* _YOUR GOAL_
Copy the entries exactly. Leave out any pictures.

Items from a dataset
* * *

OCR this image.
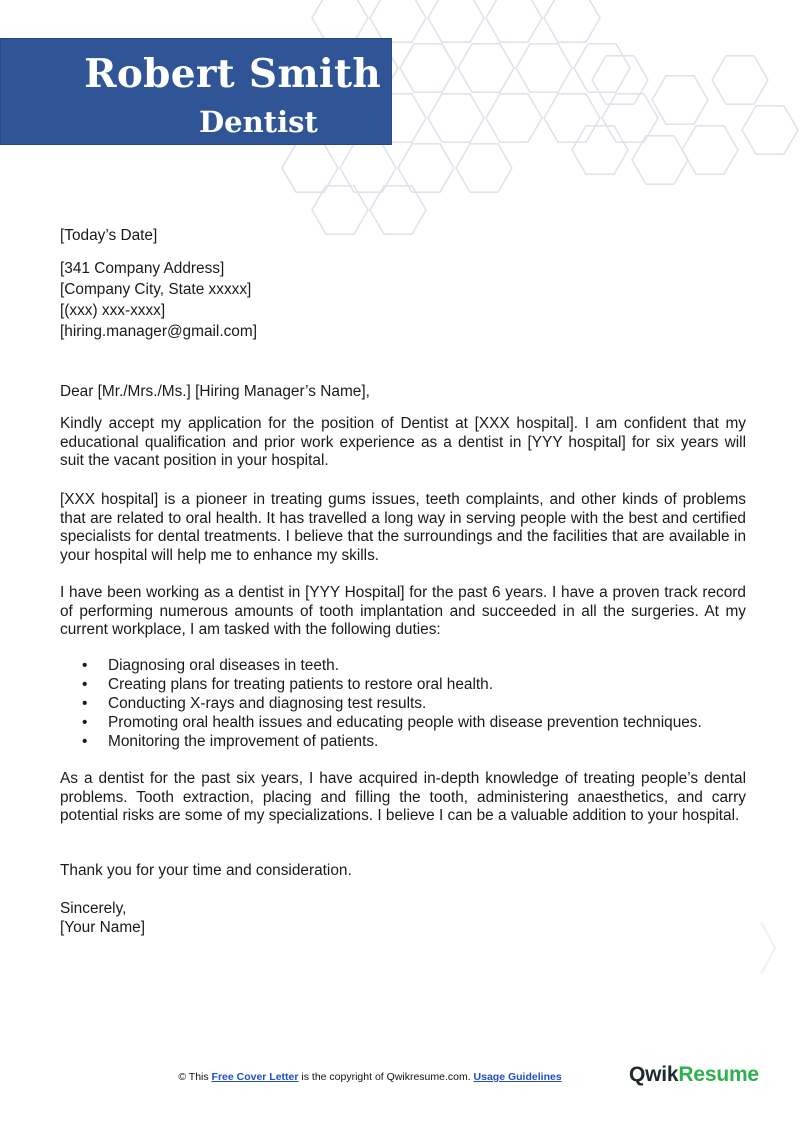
Robert Smith
Dentist
[Today’s Date]
[341 Company Address]
[Company City, State xxxxx]
[(xxx) xxx-xxxx]
[hiring.manager@gmail.com]
Dear [Mr./Mrs./Ms.] [Hiring Manager’s Name],
Kindly accept my application for the position of Dentist at [XXX hospital]. I am confident that my educational qualification and prior work experience as a dentist in [YYY hospital] for six years will suit the vacant position in your hospital.
[XXX hospital] is a pioneer in treating gums issues, teeth complaints, and other kinds of problems that are related to oral health. It has travelled a long way in serving people with the best and certified specialists for dental treatments. I believe that the surroundings and the facilities that are available in your hospital will help me to enhance my skills.
I have been working as a dentist in [YYY Hospital] for the past 6 years. I have a proven track record of performing numerous amounts of tooth implantation and succeeded in all the surgeries. At my current workplace, I am tasked with the following duties:
• Diagnosing oral diseases in teeth.
• Creating plans for treating patients to restore oral health.
• Conducting X-rays and diagnosing test results.
• Promoting oral health issues and educating people with disease prevention techniques.
• Monitoring the improvement of patients.
As a dentist for the past six years, I have acquired in-depth knowledge of treating people’s dental problems. Tooth extraction, placing and filling the tooth, administering anaesthetics, and carry potential risks are some of my specializations. I believe I can be a valuable addition to your hospital.
Thank you for your time and consideration.
Sincerely,
[Your Name]
© This Free Cover Letter is the copyright of Qwikresume.com. Usage Guidelines	QwikResume
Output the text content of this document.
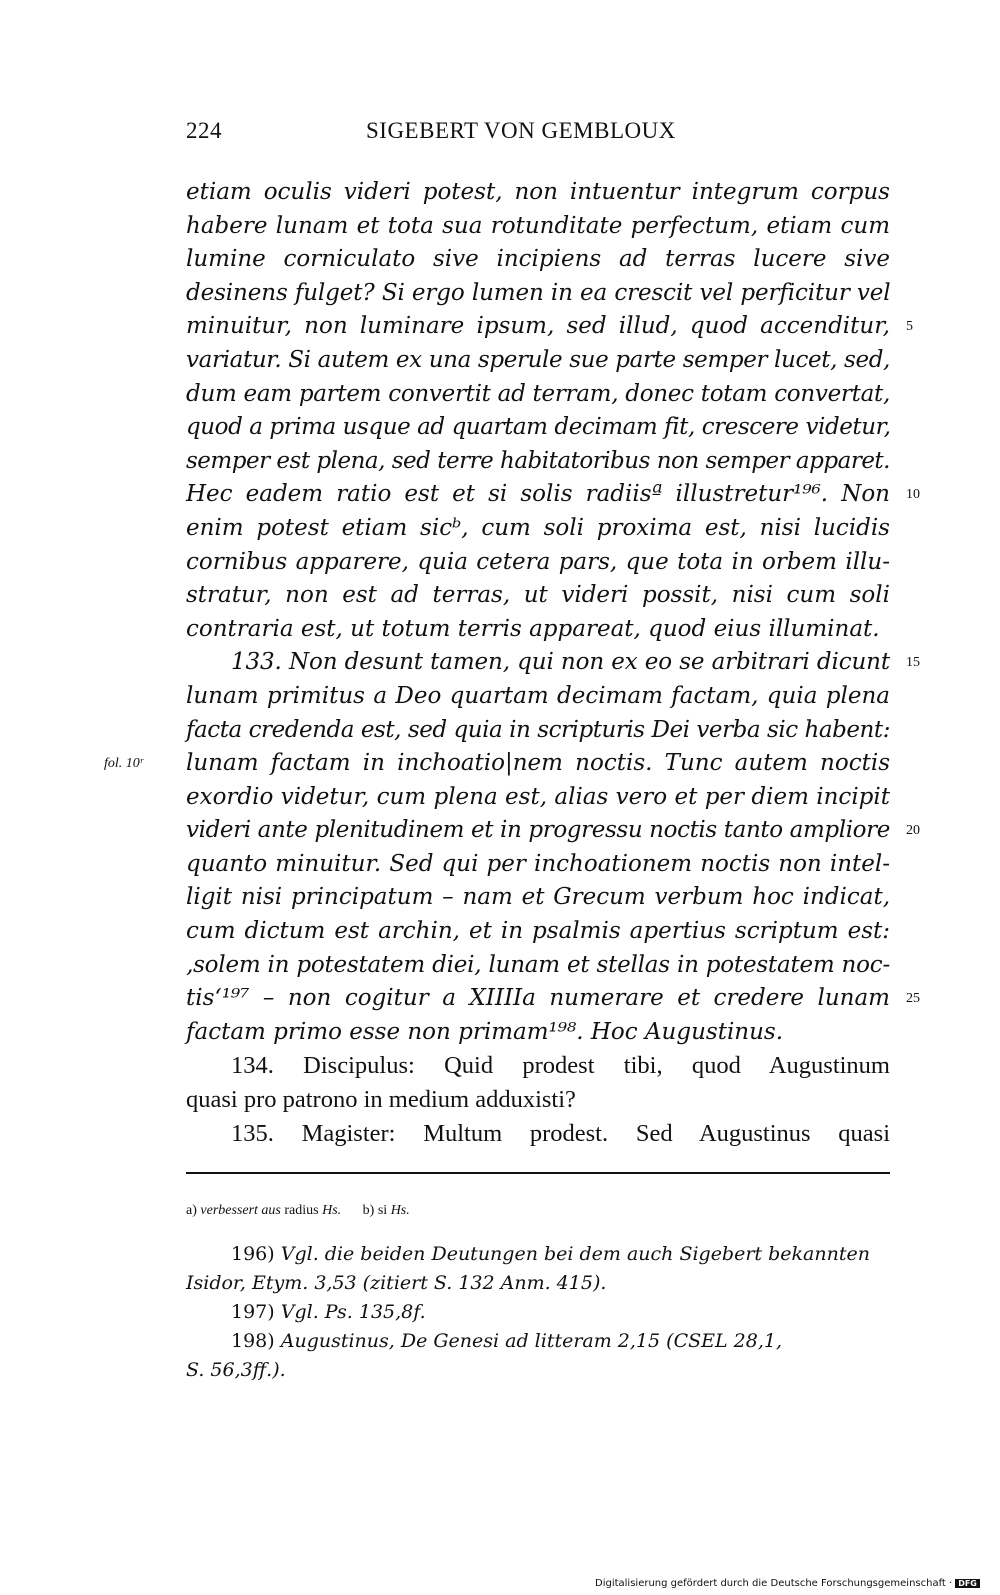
224	SIGEBERT VON GEMBLOUX
etiam oculis videri potest, non intuentur integrum corpus
habere lunam et tota sua rotunditate perfectum, etiam cum
lumine corniculato sive incipiens ad terras lucere sive
desinens fulget? Si ergo lumen in ea crescit vel perficitur vel
minuitur, non luminare ipsum, sed illud, quod accenditur, 5
variatur. Si autem ex una sperule sue parte semper lucet, sed,
dum eam partem convertit ad terram, donec totam convertat,
quod a prima usque ad quartam decimam fit, crescere videtur,
semper est plena, sed terre habitatoribus non semper apparet.
Hec eadem ratio est et si solis radiisª illustretur¹⁹⁶. Non 10
enim potest etiam sicᵇ, cum soli proxima est, nisi lucidis
cornibus apparere, quia cetera pars, que tota in orbem illu-
stratur, non est ad terras, ut videri possit, nisi cum soli
contraria est, ut totum terris appareat, quod eius illuminat.
133. Non desunt tamen, qui non ex eo se arbitrari dicunt 15
lunam primitus a Deo quartam decimam factam, quia plena
facta credenda est, sed quia in scripturis Dei verba sic habent:
fol. 10ʳ lunam factam in inchoatio|nem noctis. Tunc autem noctis
exordio videtur, cum plena est, alias vero et per diem incipit
videri ante plenitudinem et in progressu noctis tanto ampliore 20
quanto minuitur. Sed qui per inchoationem noctis non intel-
ligit nisi principatum – nam et Grecum verbum hoc indicat,
cum dictum est archin, et in psalmis apertius scriptum est:
‚solem in potestatem diei, lunam et stellas in potestatem noc-
tis‘¹⁹⁷ – non cogitur a XIIIIa numerare et credere lunam 25
factam primo esse non primam¹⁹⁸. Hoc Augustinus.
134. Discipulus: Quid prodest tibi, quod Augustinum
quasi pro patrono in medium adduxisti?
135. Magister: Multum prodest. Sed Augustinus quasi
a) verbessert aus radius Hs. b) si Hs.
196) Vgl. die beiden Deutungen bei dem auch Sigebert bekannten
Isidor, Etym. 3,53 (zitiert S. 132 Anm. 415).
197) Vgl. Ps. 135,8f.
198) Augustinus, De Genesi ad litteram 2,15 (CSEL 28,1,
S. 56,3ff.).
Digitalisierung gefördert durch die Deutsche Forschungsgemeinschaft · DFG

* * *

* _TASK SOLUTION_
OCR this image.
Robert Smith
Dentist
[Today’s Date]
[341 Company Address]
[Company City, State xxxxx]
[(xxx) xxx-xxxx]
[hiring.manager@gmail.com]
Dear [Mr./Mrs./Ms.] [Hiring Manager’s Name],
Kindly accept my application for the position of Dentist at [XXX hospital]. I am confident that my educational qualification and prior work experience as a dentist in [YYY hospital] for six years will suit the vacant position in your hospital.
[XXX hospital] is a pioneer in treating gums issues, teeth complaints, and other kinds of problems that are related to oral health. It has travelled a long way in serving people with the best and certified specialists for dental treatments. I believe that the surroundings and the facilities that are available in your hospital will help me to enhance my skills.
I have been working as a dentist in [YYY Hospital] for the past 6 years. I have a proven track record of performing numerous amounts of tooth implantation and succeeded in all the surgeries. At my current workplace, I am tasked with the following duties:
• Diagnosing oral diseases in teeth.
• Creating plans for treating patients to restore oral health.
• Conducting X-rays and diagnosing test results.
• Promoting oral health issues and educating people with disease prevention techniques.
• Monitoring the improvement of patients.
As a dentist for the past six years, I have acquired in-depth knowledge of treating people’s dental problems. Tooth extraction, placing and filling the tooth, administering anaesthetics, and carry potential risks are some of my specializations. I believe I can be a valuable addition to your hospital.
Thank you for your time and consideration.
Sincerely,
[Your Name]
© This Free Cover Letter is the copyright of Qwikresume.com. Usage Guidelines	QwikResume
Output the text content of this document.
224	SIGEBERT VON GEMBLOUX
etiam oculis videri potest, non intuentur integrum corpus
habere lunam et tota sua rotunditate perfectum, etiam cum
lumine corniculato sive incipiens ad terras lucere sive
desinens fulget? Si ergo lumen in ea crescit vel perficitur vel
minuitur, non luminare ipsum, sed illud, quod accenditur, 5
variatur. Si autem ex una sperule sue parte semper lucet, sed,
dum eam partem convertit ad terram, donec totam convertat,
quod a prima usque ad quartam decimam fit, crescere videtur,
semper est plena, sed terre habitatoribus non semper apparet.
Hec eadem ratio est et si solis radiisª illustretur¹⁹⁶. Non 10
enim potest etiam sicᵇ, cum soli proxima est, nisi lucidis
cornibus apparere, quia cetera pars, que tota in orbem illu-
stratur, non est ad terras, ut videri possit, nisi cum soli
contraria est, ut totum terris appareat, quod eius illuminat.
133. Non desunt tamen, qui non ex eo se arbitrari dicunt 15
lunam primitus a Deo quartam decimam factam, quia plena
facta credenda est, sed quia in scripturis Dei verba sic habent:
fol. 10ʳ lunam factam in inchoatio|nem noctis. Tunc autem noctis
exordio videtur, cum plena est, alias vero et per diem incipit
videri ante plenitudinem et in progressu noctis tanto ampliore 20
quanto minuitur. Sed qui per inchoationem noctis non intel-
ligit nisi principatum – nam et Grecum verbum hoc indicat,
cum dictum est archin, et in psalmis apertius scriptum est:
‚solem in potestatem diei, lunam et stellas in potestatem noc-
tis‘¹⁹⁷ – non cogitur a XIIIIa numerare et credere lunam 25
factam primo esse non primam¹⁹⁸. Hoc Augustinus.
134. Discipulus: Quid prodest tibi, quod Augustinum
quasi pro patrono in medium adduxisti?
135. Magister: Multum prodest. Sed Augustinus quasi
a) verbessert aus radius Hs. b) si Hs.
196) Vgl. die beiden Deutungen bei dem auch Sigebert bekannten
Isidor, Etym. 3,53 (zitiert S. 132 Anm. 415).
197) Vgl. Ps. 135,8f.
198) Augustinus, De Genesi ad litteram 2,15 (CSEL 28,1,
S. 56,3ff.).
Digitalisierung gefördert durch die Deutsche Forschungsgemeinschaft · DFG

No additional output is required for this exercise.